### EXERCISE OBJECTIVE
Retype the records below exactly as they appear, but leave out any pictures.

### DATA ROWS
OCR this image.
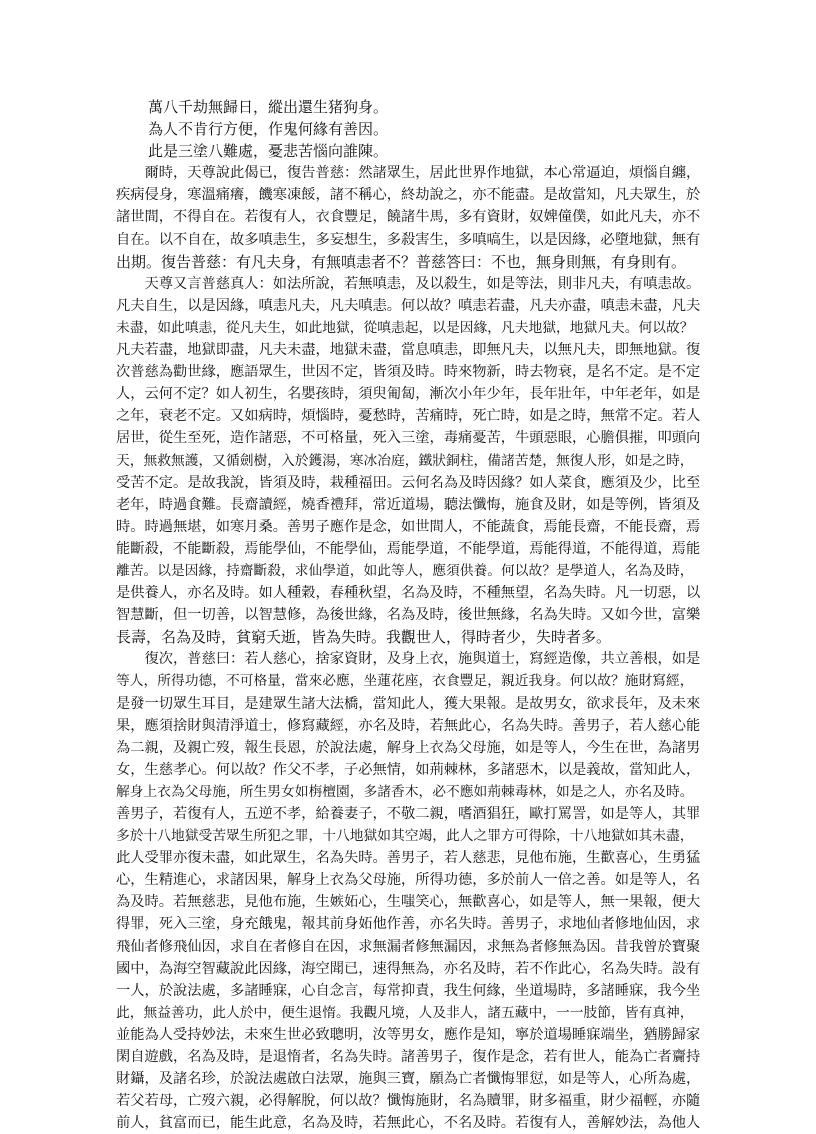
萬八千劫無歸日，縱出還生猪狗身。
為人不肯行方便，作鬼何緣有善因。
此是三塗八難處，憂悲苦惱向誰陳。
　　爾時，天尊說此偈已，復告普慈：然諸眾生，居此世界作地獄，本心常逼迫，煩惱自纏，
疾病侵身，寒溫痛癢，饑寒凍餒，諸不稱心，終劫說之，亦不能盡。是故當知，凡夫眾生，於
諸世間，不得自在。若復有人，衣食豐足，饒諸牛馬，多有資財，奴婢僮僕，如此凡夫，亦不
自在。以不自在，故多嗔恚生，多妄想生，多殺害生，多嗔嗃生，以是因緣，必墮地獄，無有
出期。復告普慈：有凡夫身，有無嗔恚者不？普慈答曰：不也，無身則無，有身則有。
　　天尊又言普慈真人：如法所說，若無嗔恚，及以殺生，如是等法，則非凡夫，有嗔恚故。
凡夫自生，以是因緣，嗔恚凡夫，凡夫嗔恚。何以故？嗔恚若盡，凡夫亦盡，嗔恚未盡，凡夫
未盡，如此嗔恚，從凡夫生，如此地獄，從嗔恚起，以是因緣，凡夫地獄，地獄凡夫。何以故？
凡夫若盡，地獄即盡，凡夫未盡，地獄未盡，當息嗔恚，即無凡夫，以無凡夫，即無地獄。復
次普慈為勸世緣，應語眾生，世因不定，皆須及時。時來物新，時去物衰，是名不定。是不定
人，云何不定？如人初生，名嬰孩時，須臾匍匐，漸次小年少年，長年壯年，中年老年，如是
之年，衰老不定。又如病時，煩惱時，憂愁時，苦痛時，死亡時，如是之時，無常不定。若人
居世，從生至死，造作諸惡，不可格量，死入三塗，毒痛憂苦，牛頭惡眼，心膽俱摧，叩頭向
天，無救無護，又循劍樹，入於鑊湯，寒冰冶庭，鐵狀銅柱，備諸苦楚，無復人形，如是之時，
受苦不定。是故我說，皆須及時，栽種福田。云何名為及時因緣？如人菜食，應須及少，比至
老年，時過食難。長齋讀經，燒香禮拜，常近道場，聽法懺悔，施食及財，如是等例，皆須及
時。時過無堪，如寒月桑。善男子應作是念，如世間人，不能蔬食，焉能長齋，不能長齋，焉
能斷殺，不能斷殺，焉能學仙，不能學仙，焉能學道，不能學道，焉能得道，不能得道，焉能
離苦。以是因緣，持齋斷殺，求仙學道，如此等人，應須供養。何以故？是學道人，名為及時，
是供養人，亦名及時。如人種穀，春種秋望，名為及時，不種無望，名為失時。凡一切惡，以
智慧斷，但一切善，以智慧修，為後世緣，名為及時，後世無緣，名為失時。又如今世，富樂
長壽，名為及時，貧窮夭逝，皆為失時。我觀世人，得時者少，失時者多。
　　復次，普慈曰：若人慈心，捨家資財，及身上衣，施與道士，寫經造像，共立善根，如是
等人，所得功德，不可格量，當來必應，坐蓮花座，衣食豐足，親近我身。何以故？施財寫經，
是發一切眾生耳目，是建眾生諸大法橋，當知此人，獲大果報。是故男女，欲求長年，及未來
果，應須捨財與清淨道士，修寫藏經，亦名及時，若無此心，名為失時。善男子，若人慈心能
為二親，及親亡歿，報生長恩，於說法處，解身上衣為父母施，如是等人，今生在世，為諸男
女，生慈孝心。何以故？作父不孝，子必無情，如荊棘林，多諸惡木，以是義故，當知此人，
解身上衣為父母施，所生男女如栴檀園，多諸香木，必不應如荊棘毒林，如是之人，亦名及時。
善男子，若復有人，五逆不孝，給養妻子，不敬二親，嗜酒猖狂，歐打罵詈，如是等人，其罪
多於十八地獄受苦眾生所犯之罪，十八地獄如其空竭，此人之罪方可得除，十八地獄如其未盡，
此人受罪亦復未盡，如此眾生，名為失時。善男子，若人慈悲，見他布施，生歡喜心，生勇猛
心，生精進心，求諸因果，解身上衣為父母施，所得功德，多於前人一倍之善。如是等人，名
為及時。若無慈悲，見他布施，生嫉妬心，生嗤笑心，無歡喜心，如是等人，無一果報，便大
得罪，死入三塗，身充餓鬼，報其前身妬他作善，亦名失時。善男子，求地仙者修地仙因，求
飛仙者修飛仙因，求自在者修自在因，求無漏者修無漏因，求無為者修無為因。昔我曾於寶聚
國中，為海空智藏說此因緣，海空聞已，速得無為，亦名及時，若不作此心，名為失時。設有
一人，於說法處，多諸睡寐，心自念言，每常抑責，我生何緣，坐道場時，多諸睡寐，我今坐
此，無益善功，此人於中，便生退惰。我觀凡境，人及非人，諸五藏中，一一肢節，皆有真神，
並能為人受持妙法，未來生世必致聰明，汝等男女，應作是知，寧於道場睡寐端坐，猶勝歸家
閑自遊戲，名為及時，是退惰者，名為失時。諸善男子，復作是念，若有世人，能為亡者齎持
財鑷，及諸名珍，於說法處啟白法眾，施與三寶，願為亡者懺悔罪愆，如是等人，心所為處，
若父若母，亡歿六親，必得解脫，何以故？懺悔施財，名為贖罪，財多福重，財少福輕，亦隨
前人，貧富而已，能生此意，名為及時，若無此心，不名及時。若復有人，善解妙法，為他人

### FINISHED EXERCISE
OCR this image.
萬八千劫無歸日，縱出還生猪狗身。
為人不肯行方便，作鬼何緣有善因。
此是三塗八難處，憂悲苦惱向誰陳。
　　爾時，天尊說此偈已，復告普慈：然諸眾生，居此世界作地獄，本心常逼迫，煩惱自纏，
疾病侵身，寒溫痛癢，饑寒凍餒，諸不稱心，終劫說之，亦不能盡。是故當知，凡夫眾生，於
諸世間，不得自在。若復有人，衣食豐足，饒諸牛馬，多有資財，奴婢僮僕，如此凡夫，亦不
自在。以不自在，故多嗔恚生，多妄想生，多殺害生，多嗔嗃生，以是因緣，必墮地獄，無有
出期。復告普慈：有凡夫身，有無嗔恚者不？普慈答曰：不也，無身則無，有身則有。
　　天尊又言普慈真人：如法所說，若無嗔恚，及以殺生，如是等法，則非凡夫，有嗔恚故。
凡夫自生，以是因緣，嗔恚凡夫，凡夫嗔恚。何以故？嗔恚若盡，凡夫亦盡，嗔恚未盡，凡夫
未盡，如此嗔恚，從凡夫生，如此地獄，從嗔恚起，以是因緣，凡夫地獄，地獄凡夫。何以故？
凡夫若盡，地獄即盡，凡夫未盡，地獄未盡，當息嗔恚，即無凡夫，以無凡夫，即無地獄。復
次普慈為勸世緣，應語眾生，世因不定，皆須及時。時來物新，時去物衰，是名不定。是不定
人，云何不定？如人初生，名嬰孩時，須臾匍匐，漸次小年少年，長年壯年，中年老年，如是
之年，衰老不定。又如病時，煩惱時，憂愁時，苦痛時，死亡時，如是之時，無常不定。若人
居世，從生至死，造作諸惡，不可格量，死入三塗，毒痛憂苦，牛頭惡眼，心膽俱摧，叩頭向
天，無救無護，又循劍樹，入於鑊湯，寒冰冶庭，鐵狀銅柱，備諸苦楚，無復人形，如是之時，
受苦不定。是故我說，皆須及時，栽種福田。云何名為及時因緣？如人菜食，應須及少，比至
老年，時過食難。長齋讀經，燒香禮拜，常近道場，聽法懺悔，施食及財，如是等例，皆須及
時。時過無堪，如寒月桑。善男子應作是念，如世間人，不能蔬食，焉能長齋，不能長齋，焉
能斷殺，不能斷殺，焉能學仙，不能學仙，焉能學道，不能學道，焉能得道，不能得道，焉能
離苦。以是因緣，持齋斷殺，求仙學道，如此等人，應須供養。何以故？是學道人，名為及時，
是供養人，亦名及時。如人種穀，春種秋望，名為及時，不種無望，名為失時。凡一切惡，以
智慧斷，但一切善，以智慧修，為後世緣，名為及時，後世無緣，名為失時。又如今世，富樂
長壽，名為及時，貧窮夭逝，皆為失時。我觀世人，得時者少，失時者多。
　　復次，普慈曰：若人慈心，捨家資財，及身上衣，施與道士，寫經造像，共立善根，如是
等人，所得功德，不可格量，當來必應，坐蓮花座，衣食豐足，親近我身。何以故？施財寫經，
是發一切眾生耳目，是建眾生諸大法橋，當知此人，獲大果報。是故男女，欲求長年，及未來
果，應須捨財與清淨道士，修寫藏經，亦名及時，若無此心，名為失時。善男子，若人慈心能
為二親，及親亡歿，報生長恩，於說法處，解身上衣為父母施，如是等人，今生在世，為諸男
女，生慈孝心。何以故？作父不孝，子必無情，如荊棘林，多諸惡木，以是義故，當知此人，
解身上衣為父母施，所生男女如栴檀園，多諸香木，必不應如荊棘毒林，如是之人，亦名及時。
善男子，若復有人，五逆不孝，給養妻子，不敬二親，嗜酒猖狂，歐打罵詈，如是等人，其罪
多於十八地獄受苦眾生所犯之罪，十八地獄如其空竭，此人之罪方可得除，十八地獄如其未盡，
此人受罪亦復未盡，如此眾生，名為失時。善男子，若人慈悲，見他布施，生歡喜心，生勇猛
心，生精進心，求諸因果，解身上衣為父母施，所得功德，多於前人一倍之善。如是等人，名
為及時。若無慈悲，見他布施，生嫉妬心，生嗤笑心，無歡喜心，如是等人，無一果報，便大
得罪，死入三塗，身充餓鬼，報其前身妬他作善，亦名失時。善男子，求地仙者修地仙因，求
飛仙者修飛仙因，求自在者修自在因，求無漏者修無漏因，求無為者修無為因。昔我曾於寶聚
國中，為海空智藏說此因緣，海空聞已，速得無為，亦名及時，若不作此心，名為失時。設有
一人，於說法處，多諸睡寐，心自念言，每常抑責，我生何緣，坐道場時，多諸睡寐，我今坐
此，無益善功，此人於中，便生退惰。我觀凡境，人及非人，諸五藏中，一一肢節，皆有真神，
並能為人受持妙法，未來生世必致聰明，汝等男女，應作是知，寧於道場睡寐端坐，猶勝歸家
閑自遊戲，名為及時，是退惰者，名為失時。諸善男子，復作是念，若有世人，能為亡者齎持
財鑷，及諸名珍，於說法處啟白法眾，施與三寶，願為亡者懺悔罪愆，如是等人，心所為處，
若父若母，亡歿六親，必得解脫，何以故？懺悔施財，名為贖罪，財多福重，財少福輕，亦隨
前人，貧富而已，能生此意，名為及時，若無此心，不名及時。若復有人，善解妙法，為他人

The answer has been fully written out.